# GOAL
Go through the listing and pick out each line with the word "label" in it.

+++ GIVEN ENTRIES

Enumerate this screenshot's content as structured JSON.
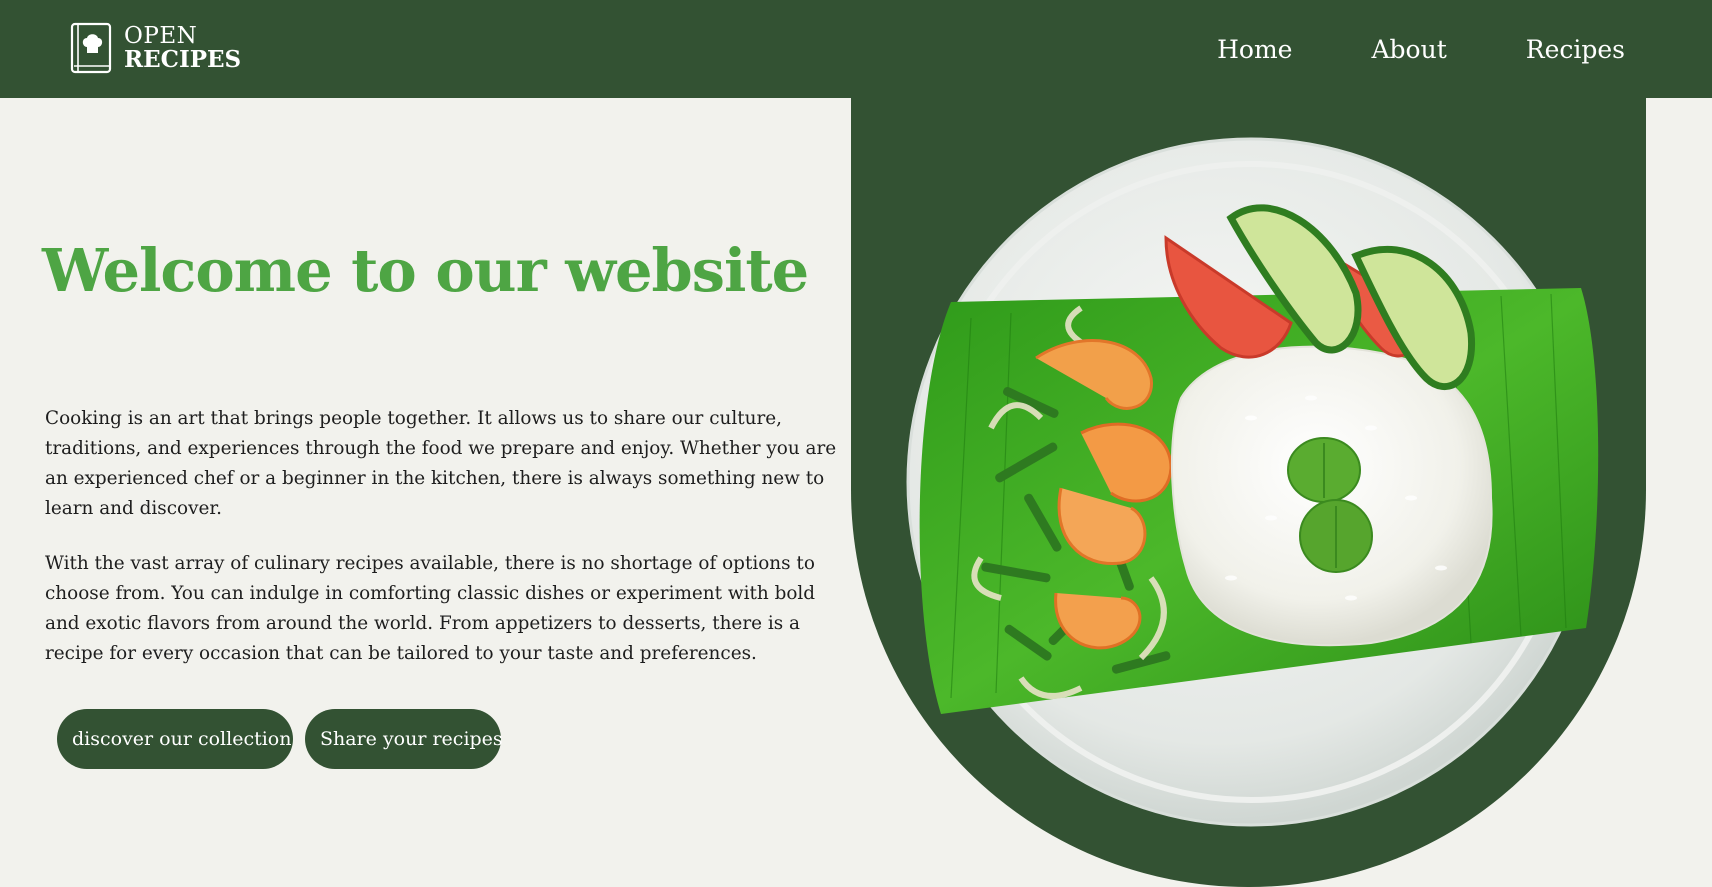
{
  "brand": {
    "line1": "OPEN",
    "line2": "RECIPES",
    "icon": "chef-hat-book-icon"
  },
  "nav": {
    "items": [
      {
        "label": "Home"
      },
      {
        "label": "About"
      },
      {
        "label": "Recipes"
      }
    ]
  },
  "hero": {
    "title": "Welcome to our website",
    "paragraphs": [
      "Cooking is an art that brings people together. It allows us to share our culture, traditions, and experiences through the food we prepare and enjoy. Whether you are an experienced chef or a beginner in the kitchen, there is always something new to learn and discover.",
      "With the vast array of culinary recipes available, there is no shortage of options to choose from. You can indulge in comforting classic dishes or experiment with bold and exotic flavors from around the world. From appetizers to desserts, there is a recipe for every occasion that can be tailored to your taste and preferences."
    ],
    "buttons": {
      "discover": "discover our collection",
      "share": "Share your recipes"
    },
    "image": "plate of rice with shrimp, green beans, tomato and cucumber on banana leaf"
  },
  "colors": {
    "primary_dark_green": "#335233",
    "accent_green": "#4ea544",
    "background": "#f2f2ed",
    "text": "#1e1e1e"
  }
}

++++++

# EXERCISE ANSWER
        "label": "Home"
        "label": "About"
        "label": "Recipes"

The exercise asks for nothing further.